Task brief: All of the entries must be reproduced exactly, with no images carried over.

Data excerpts:
▬▬▬▬▬▬
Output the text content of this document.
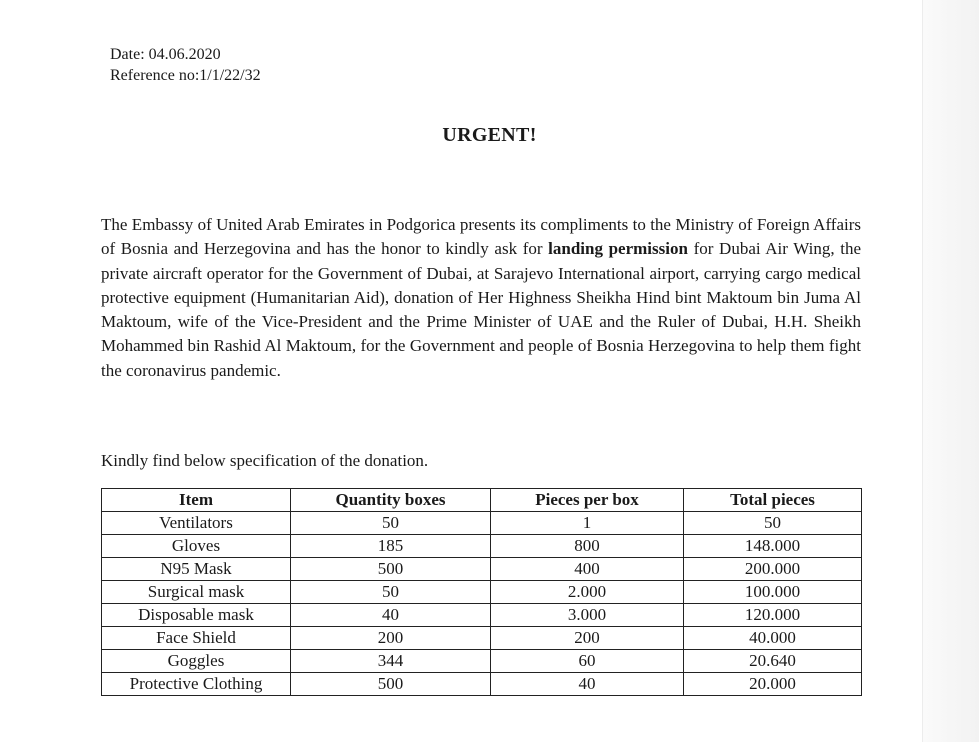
Date: 04.06.2020
Reference no:1/1/22/32
URGENT!
The Embassy of United Arab Emirates in Podgorica presents its compliments to the Ministry of Foreign Affairs of Bosnia and Herzegovina and has the honor to kindly ask for landing permission for Dubai Air Wing, the private aircraft operator for the Government of Dubai, at Sarajevo International airport, carrying cargo medical protective equipment (Humanitarian Aid), donation of Her Highness Sheikha Hind bint Maktoum bin Juma Al Maktoum, wife of the Vice-President and the Prime Minister of UAE and the Ruler of Dubai, H.H. Sheikh Mohammed bin Rashid Al Maktoum, for the Government and people of Bosnia Herzegovina to help them fight the coronavirus pandemic.
Kindly find below specification of the donation.
Item	Quantity boxes	Pieces per box	Total pieces
Ventilators	50	1	50
Gloves	185	800	148.000
N95 Mask	500	400	200.000
Surgical mask	50	2.000	100.000
Disposable mask	40	3.000	120.000
Face Shield	200	200	40.000
Goggles	344	60	20.640
Protective Clothing	500	40	20.000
▬▬▬▬▬▬
Problem solution:
Output the text content of this document.
Date: 04.06.2020
Reference no:1/1/22/32
URGENT!
The Embassy of United Arab Emirates in Podgorica presents its compliments to the Ministry of Foreign Affairs of Bosnia and Herzegovina and has the honor to kindly ask for landing permission for Dubai Air Wing, the private aircraft operator for the Government of Dubai, at Sarajevo International airport, carrying cargo medical protective equipment (Humanitarian Aid), donation of Her Highness Sheikha Hind bint Maktoum bin Juma Al Maktoum, wife of the Vice-President and the Prime Minister of UAE and the Ruler of Dubai, H.H. Sheikh Mohammed bin Rashid Al Maktoum, for the Government and people of Bosnia Herzegovina to help them fight the coronavirus pandemic.
Kindly find below specification of the donation.
Item	Quantity boxes	Pieces per box	Total pieces
Ventilators	50	1	50
Gloves	185	800	148.000
N95 Mask	500	400	200.000
Surgical mask	50	2.000	100.000
Disposable mask	40	3.000	120.000
Face Shield	200	200	40.000
Goggles	344	60	20.640
Protective Clothing	500	40	20.000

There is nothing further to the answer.